> _STATED TASK_
Reproduce every line of the data below word for word, leaving out the pictures.

-- DATA SHOWN start --

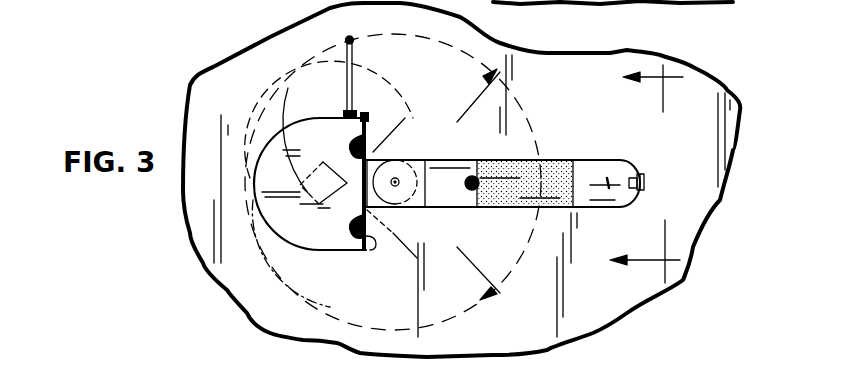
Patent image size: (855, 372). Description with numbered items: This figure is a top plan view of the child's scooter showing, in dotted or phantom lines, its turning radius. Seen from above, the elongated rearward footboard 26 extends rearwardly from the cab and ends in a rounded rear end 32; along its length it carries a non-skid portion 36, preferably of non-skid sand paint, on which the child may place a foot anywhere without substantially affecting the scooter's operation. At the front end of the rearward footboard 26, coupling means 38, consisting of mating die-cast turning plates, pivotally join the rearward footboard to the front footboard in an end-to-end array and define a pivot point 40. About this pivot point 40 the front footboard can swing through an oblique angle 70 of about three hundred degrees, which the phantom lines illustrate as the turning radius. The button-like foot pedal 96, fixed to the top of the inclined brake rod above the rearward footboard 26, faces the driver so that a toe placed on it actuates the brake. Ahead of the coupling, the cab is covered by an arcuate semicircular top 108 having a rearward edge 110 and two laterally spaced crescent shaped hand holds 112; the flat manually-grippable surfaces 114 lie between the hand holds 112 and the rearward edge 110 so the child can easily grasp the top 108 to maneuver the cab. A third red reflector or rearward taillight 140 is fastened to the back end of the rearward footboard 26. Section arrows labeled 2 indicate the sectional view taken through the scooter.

The section line 2- 2 is at (646, 181).
The rearward footboard 26 is at (603, 160).
The rounded rear end 32 is at (645, 185).
The non-skid portion 36 is at (527, 160).
The coupling means 38 is at (394, 208).
The pivot point 40 is at (397, 178).
The oblique angle 70 is at (393, 179).
The foot pedal 96 is at (467, 186).
The top 108 is at (326, 119).
The rearward edge 110 is at (386, 181).
The hand holds 112 is at (348, 149).
The manually-grippable surfaces 114 is at (386, 243).
The rearward taillight 140 is at (645, 176).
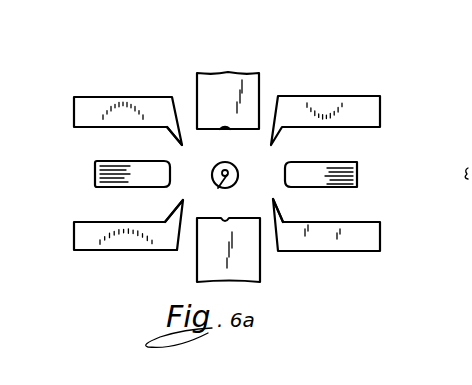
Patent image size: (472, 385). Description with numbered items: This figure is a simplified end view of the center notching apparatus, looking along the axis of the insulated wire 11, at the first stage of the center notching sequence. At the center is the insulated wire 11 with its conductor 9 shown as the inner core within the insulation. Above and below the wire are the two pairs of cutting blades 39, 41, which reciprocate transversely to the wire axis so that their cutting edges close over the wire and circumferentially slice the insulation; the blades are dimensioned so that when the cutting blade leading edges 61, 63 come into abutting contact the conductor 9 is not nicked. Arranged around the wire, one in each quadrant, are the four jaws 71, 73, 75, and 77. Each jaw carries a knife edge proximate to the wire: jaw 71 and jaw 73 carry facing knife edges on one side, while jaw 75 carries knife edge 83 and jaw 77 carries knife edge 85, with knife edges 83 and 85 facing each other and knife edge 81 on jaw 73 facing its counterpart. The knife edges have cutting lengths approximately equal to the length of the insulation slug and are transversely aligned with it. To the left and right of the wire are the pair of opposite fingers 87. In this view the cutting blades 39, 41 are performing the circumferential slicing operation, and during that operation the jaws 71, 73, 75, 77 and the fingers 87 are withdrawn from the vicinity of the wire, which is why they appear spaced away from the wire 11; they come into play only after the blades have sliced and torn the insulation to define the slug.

The jaw 77 is at (85, 108).
The knife edge 85 is at (182, 145).
The jaw 71 is at (351, 113).
The pair of cutting blades 39 is at (261, 86).
The pair of cutting blades 41 is at (310, 30).
The cutting blade leading edge 61 is at (222, 144).
The cutting blade leading edge 63 is at (248, 132).
The fingers 87 is at (95, 171).
The insulated wire 11 is at (251, 172).
The conductor 9 is at (222, 187).
The jaw 75 is at (74, 231).
The knife edge 83 is at (183, 200).
The jaw 73 is at (348, 233).
The knife edge 81 is at (273, 199).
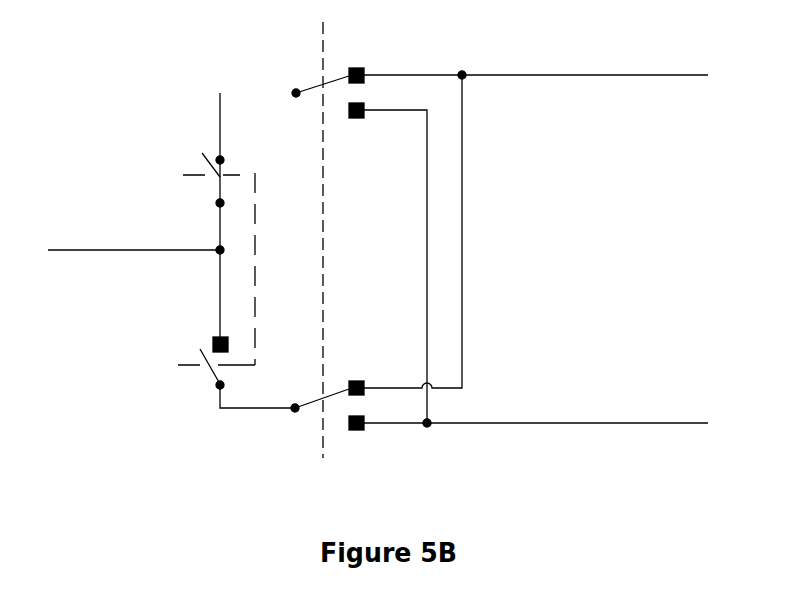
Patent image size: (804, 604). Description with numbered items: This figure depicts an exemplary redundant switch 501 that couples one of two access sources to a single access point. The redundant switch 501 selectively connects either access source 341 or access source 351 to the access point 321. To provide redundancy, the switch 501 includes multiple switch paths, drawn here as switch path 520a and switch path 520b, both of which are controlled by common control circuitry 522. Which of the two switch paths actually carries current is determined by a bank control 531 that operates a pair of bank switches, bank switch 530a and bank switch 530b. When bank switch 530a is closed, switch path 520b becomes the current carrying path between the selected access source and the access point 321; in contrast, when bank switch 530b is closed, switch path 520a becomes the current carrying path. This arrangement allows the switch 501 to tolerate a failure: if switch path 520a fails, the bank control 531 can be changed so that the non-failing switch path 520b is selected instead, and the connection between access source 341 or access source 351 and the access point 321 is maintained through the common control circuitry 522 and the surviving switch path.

The redundant switch 501 is at (658, 228).
The access source 341 is at (618, 50).
The access source 351 is at (617, 397).
The access point 321 is at (128, 213).
The bank control 531 is at (118, 342).
The common control circuitry 522 is at (515, 468).
The switch path 520a is at (308, 88).
The switch path 520b is at (307, 410).
The bank switch 530a is at (212, 377).
The bank switch 530b is at (202, 153).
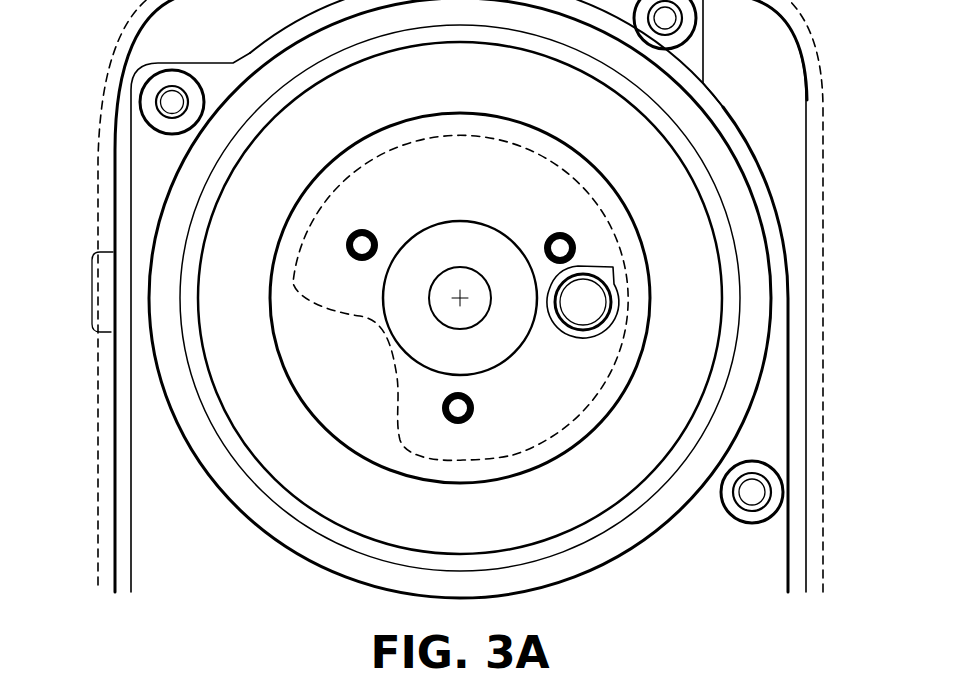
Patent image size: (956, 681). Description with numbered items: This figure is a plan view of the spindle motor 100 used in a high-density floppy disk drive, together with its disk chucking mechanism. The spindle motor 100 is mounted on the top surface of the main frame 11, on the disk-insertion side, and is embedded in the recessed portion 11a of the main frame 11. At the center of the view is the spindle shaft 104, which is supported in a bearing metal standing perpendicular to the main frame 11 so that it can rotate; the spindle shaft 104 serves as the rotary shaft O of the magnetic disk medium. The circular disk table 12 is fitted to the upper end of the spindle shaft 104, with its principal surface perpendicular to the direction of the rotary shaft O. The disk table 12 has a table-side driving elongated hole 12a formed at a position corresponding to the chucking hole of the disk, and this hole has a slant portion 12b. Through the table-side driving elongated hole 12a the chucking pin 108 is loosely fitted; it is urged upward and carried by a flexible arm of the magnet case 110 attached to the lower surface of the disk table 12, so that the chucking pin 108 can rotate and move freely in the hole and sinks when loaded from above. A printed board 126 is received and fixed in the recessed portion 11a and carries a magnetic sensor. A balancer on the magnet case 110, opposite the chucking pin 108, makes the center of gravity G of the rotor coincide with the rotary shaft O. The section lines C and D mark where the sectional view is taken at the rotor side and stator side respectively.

The main frame 11 is at (812, 492).
The recessed portion 11a is at (768, 108).
The disk table 12 is at (578, 428).
The table-side driving elongated hole 12a is at (612, 268).
The slant portion 12b is at (562, 270).
The spindle motor 100 is at (241, 522).
The spindle shaft 104 is at (472, 314).
The chucking pin 108 is at (597, 320).
The magnet case 110 is at (657, 518).
The printed board 126 is at (688, 52).
The center of gravity G is at (461, 296).
The rotary shaft O is at (476, 309).
The line C— C is at (81, 293).
The line D— D is at (752, 143).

-- DATA SHOWN end --

> _SOLVED PROBLEM_
Patent image size: (855, 372). Description with numbered items: This figure is a top plan view of the child's scooter showing, in dotted or phantom lines, its turning radius. Seen from above, the elongated rearward footboard 26 extends rearwardly from the cab and ends in a rounded rear end 32; along its length it carries a non-skid portion 36, preferably of non-skid sand paint, on which the child may place a foot anywhere without substantially affecting the scooter's operation. At the front end of the rearward footboard 26, coupling means 38, consisting of mating die-cast turning plates, pivotally join the rearward footboard to the front footboard in an end-to-end array and define a pivot point 40. About this pivot point 40 the front footboard can swing through an oblique angle 70 of about three hundred degrees, which the phantom lines illustrate as the turning radius. The button-like foot pedal 96, fixed to the top of the inclined brake rod above the rearward footboard 26, faces the driver so that a toe placed on it actuates the brake. Ahead of the coupling, the cab is covered by an arcuate semicircular top 108 having a rearward edge 110 and two laterally spaced crescent shaped hand holds 112; the flat manually-grippable surfaces 114 lie between the hand holds 112 and the rearward edge 110 so the child can easily grasp the top 108 to maneuver the cab. A third red reflector or rearward taillight 140 is fastened to the back end of the rearward footboard 26. Section arrows labeled 2 indicate the sectional view taken through the scooter.

The section line 2- 2 is at (646, 181).
The rearward footboard 26 is at (603, 160).
The rounded rear end 32 is at (645, 185).
The non-skid portion 36 is at (527, 160).
The coupling means 38 is at (394, 208).
The pivot point 40 is at (397, 178).
The oblique angle 70 is at (393, 179).
The foot pedal 96 is at (467, 186).
The top 108 is at (326, 119).
The rearward edge 110 is at (386, 181).
The hand holds 112 is at (348, 149).
The manually-grippable surfaces 114 is at (386, 243).
The rearward taillight 140 is at (645, 176).
Patent image size: (472, 385). Description with numbered items: This figure is a simplified end view of the center notching apparatus, looking along the axis of the insulated wire 11, at the first stage of the center notching sequence. At the center is the insulated wire 11 with its conductor 9 shown as the inner core within the insulation. Above and below the wire are the two pairs of cutting blades 39, 41, which reciprocate transversely to the wire axis so that their cutting edges close over the wire and circumferentially slice the insulation; the blades are dimensioned so that when the cutting blade leading edges 61, 63 come into abutting contact the conductor 9 is not nicked. Arranged around the wire, one in each quadrant, are the four jaws 71, 73, 75, and 77. Each jaw carries a knife edge proximate to the wire: jaw 71 and jaw 73 carry facing knife edges on one side, while jaw 75 carries knife edge 83 and jaw 77 carries knife edge 85, with knife edges 83 and 85 facing each other and knife edge 81 on jaw 73 facing its counterpart. The knife edges have cutting lengths approximately equal to the length of the insulation slug and are transversely aligned with it. To the left and right of the wire are the pair of opposite fingers 87. In this view the cutting blades 39, 41 are performing the circumferential slicing operation, and during that operation the jaws 71, 73, 75, 77 and the fingers 87 are withdrawn from the vicinity of the wire, which is why they appear spaced away from the wire 11; they come into play only after the blades have sliced and torn the insulation to define the slug.

The jaw 77 is at (85, 108).
The knife edge 85 is at (182, 145).
The jaw 71 is at (351, 113).
The pair of cutting blades 39 is at (261, 86).
The pair of cutting blades 41 is at (310, 30).
The cutting blade leading edge 61 is at (222, 144).
The cutting blade leading edge 63 is at (248, 132).
The fingers 87 is at (95, 171).
The insulated wire 11 is at (251, 172).
The conductor 9 is at (222, 187).
The jaw 75 is at (74, 231).
The knife edge 83 is at (183, 200).
The jaw 73 is at (348, 233).
The knife edge 81 is at (273, 199).
Patent image size: (804, 604). Description with numbered items: This figure depicts an exemplary redundant switch 501 that couples one of two access sources to a single access point. The redundant switch 501 selectively connects either access source 341 or access source 351 to the access point 321. To provide redundancy, the switch 501 includes multiple switch paths, drawn here as switch path 520a and switch path 520b, both of which are controlled by common control circuitry 522. Which of the two switch paths actually carries current is determined by a bank control 531 that operates a pair of bank switches, bank switch 530a and bank switch 530b. When bank switch 530a is closed, switch path 520b becomes the current carrying path between the selected access source and the access point 321; in contrast, when bank switch 530b is closed, switch path 520a becomes the current carrying path. This arrangement allows the switch 501 to tolerate a failure: if switch path 520a fails, the bank control 531 can be changed so that the non-failing switch path 520b is selected instead, and the connection between access source 341 or access source 351 and the access point 321 is maintained through the common control circuitry 522 and the surviving switch path.

The redundant switch 501 is at (658, 228).
The access source 341 is at (618, 50).
The access source 351 is at (617, 397).
The access point 321 is at (128, 213).
The bank control 531 is at (118, 342).
The common control circuitry 522 is at (515, 468).
The switch path 520a is at (308, 88).
The switch path 520b is at (307, 410).
The bank switch 530a is at (212, 377).
The bank switch 530b is at (202, 153).
Patent image size: (956, 681). Description with numbered items: This figure is a plan view of the spindle motor 100 used in a high-density floppy disk drive, together with its disk chucking mechanism. The spindle motor 100 is mounted on the top surface of the main frame 11, on the disk-insertion side, and is embedded in the recessed portion 11a of the main frame 11. At the center of the view is the spindle shaft 104, which is supported in a bearing metal standing perpendicular to the main frame 11 so that it can rotate; the spindle shaft 104 serves as the rotary shaft O of the magnetic disk medium. The circular disk table 12 is fitted to the upper end of the spindle shaft 104, with its principal surface perpendicular to the direction of the rotary shaft O. The disk table 12 has a table-side driving elongated hole 12a formed at a position corresponding to the chucking hole of the disk, and this hole has a slant portion 12b. Through the table-side driving elongated hole 12a the chucking pin 108 is loosely fitted; it is urged upward and carried by a flexible arm of the magnet case 110 attached to the lower surface of the disk table 12, so that the chucking pin 108 can rotate and move freely in the hole and sinks when loaded from above. A printed board 126 is received and fixed in the recessed portion 11a and carries a magnetic sensor. A balancer on the magnet case 110, opposite the chucking pin 108, makes the center of gravity G of the rotor coincide with the rotary shaft O. The section lines C and D mark where the sectional view is taken at the rotor side and stator side respectively.

The main frame 11 is at (812, 492).
The recessed portion 11a is at (768, 108).
The disk table 12 is at (578, 428).
The table-side driving elongated hole 12a is at (612, 268).
The slant portion 12b is at (562, 270).
The spindle motor 100 is at (241, 522).
The spindle shaft 104 is at (472, 314).
The chucking pin 108 is at (597, 320).
The magnet case 110 is at (657, 518).
The printed board 126 is at (688, 52).
The center of gravity G is at (461, 296).
The rotary shaft O is at (476, 309).
The line C— C is at (81, 293).
The line D— D is at (752, 143).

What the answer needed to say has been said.